▸ EXERCISE INPUT:
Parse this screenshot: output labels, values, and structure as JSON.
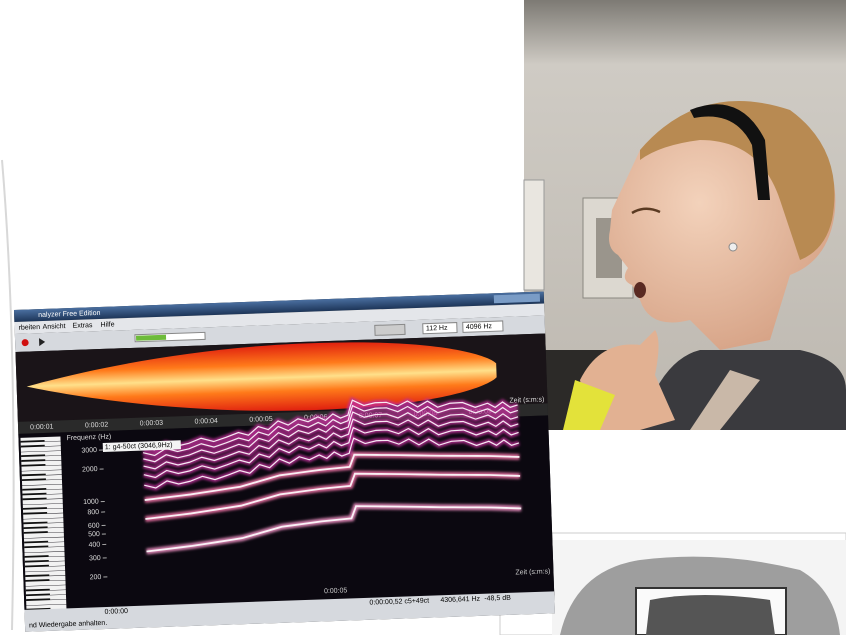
{
  "window": {
    "title": "nalyzer Free Edition",
    "menu": [
      "rbeiten",
      "Ansicht",
      "Extras",
      "Hilfe"
    ],
    "toolbar": {
      "low_freq": "112 Hz",
      "high_freq": "4096 Hz"
    }
  },
  "waveform": {
    "time_labels": [
      "0:00:01",
      "0:00:02",
      "0:00:03",
      "0:00:04",
      "0:00:05",
      "0:00:06",
      "0:00:07",
      "0:00:08",
      "0:00:09"
    ],
    "axis_label": "Zeit (s:m:s)"
  },
  "spectrogram": {
    "axis_label": "Frequenz (Hz)",
    "freq_labels": [
      3000,
      2000,
      1000,
      800,
      600,
      500,
      400,
      300,
      200
    ],
    "marker": "1: g4-50ct (3046,9Hz)",
    "time_label": "0:00:05",
    "axis_label_x": "Zeit (s:m:s)"
  },
  "status": {
    "text": "nd Wiedergabe anhalten.",
    "start": "0:00:00",
    "time": "0:00:00,52",
    "note": "c5+49ct",
    "freq": "4306,641 Hz",
    "level": "-48,5 dB"
  }
}
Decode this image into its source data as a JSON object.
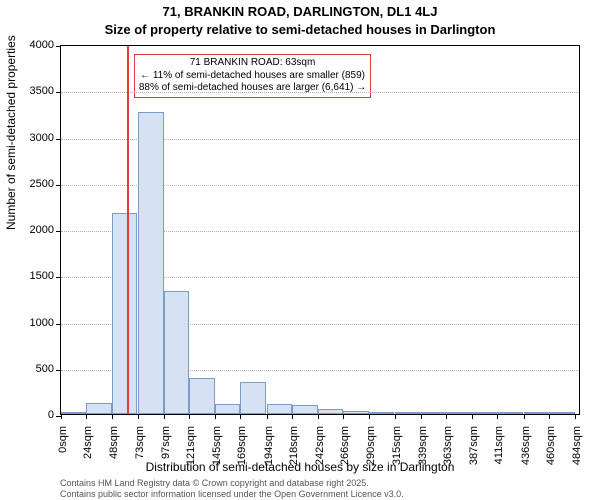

▸ WHAT TO DO:
Copy the data character for character, but drop all pictures from the copy.

▸ RIGHT ANSWER:
Parse this screenshot: output labels, values, and structure as JSON.
{
  "window": {
    "title": "nalyzer Free Edition",
    "menu": [
      "rbeiten",
      "Ansicht",
      "Extras",
      "Hilfe"
    ],
    "toolbar": {
      "low_freq": "112 Hz",
      "high_freq": "4096 Hz"
    }
  },
  "waveform": {
    "time_labels": [
      "0:00:01",
      "0:00:02",
      "0:00:03",
      "0:00:04",
      "0:00:05",
      "0:00:06",
      "0:00:07",
      "0:00:08",
      "0:00:09"
    ],
    "axis_label": "Zeit (s:m:s)"
  },
  "spectrogram": {
    "axis_label": "Frequenz (Hz)",
    "freq_labels": [
      3000,
      2000,
      1000,
      800,
      600,
      500,
      400,
      300,
      200
    ],
    "marker": "1: g4-50ct (3046,9Hz)",
    "time_label": "0:00:05",
    "axis_label_x": "Zeit (s:m:s)"
  },
  "status": {
    "text": "nd Wiedergabe anhalten.",
    "start": "0:00:00",
    "time": "0:00:00,52",
    "note": "c5+49ct",
    "freq": "4306,641 Hz",
    "level": "-48,5 dB"
  }
}
Decode this image into its source data as a JSON object.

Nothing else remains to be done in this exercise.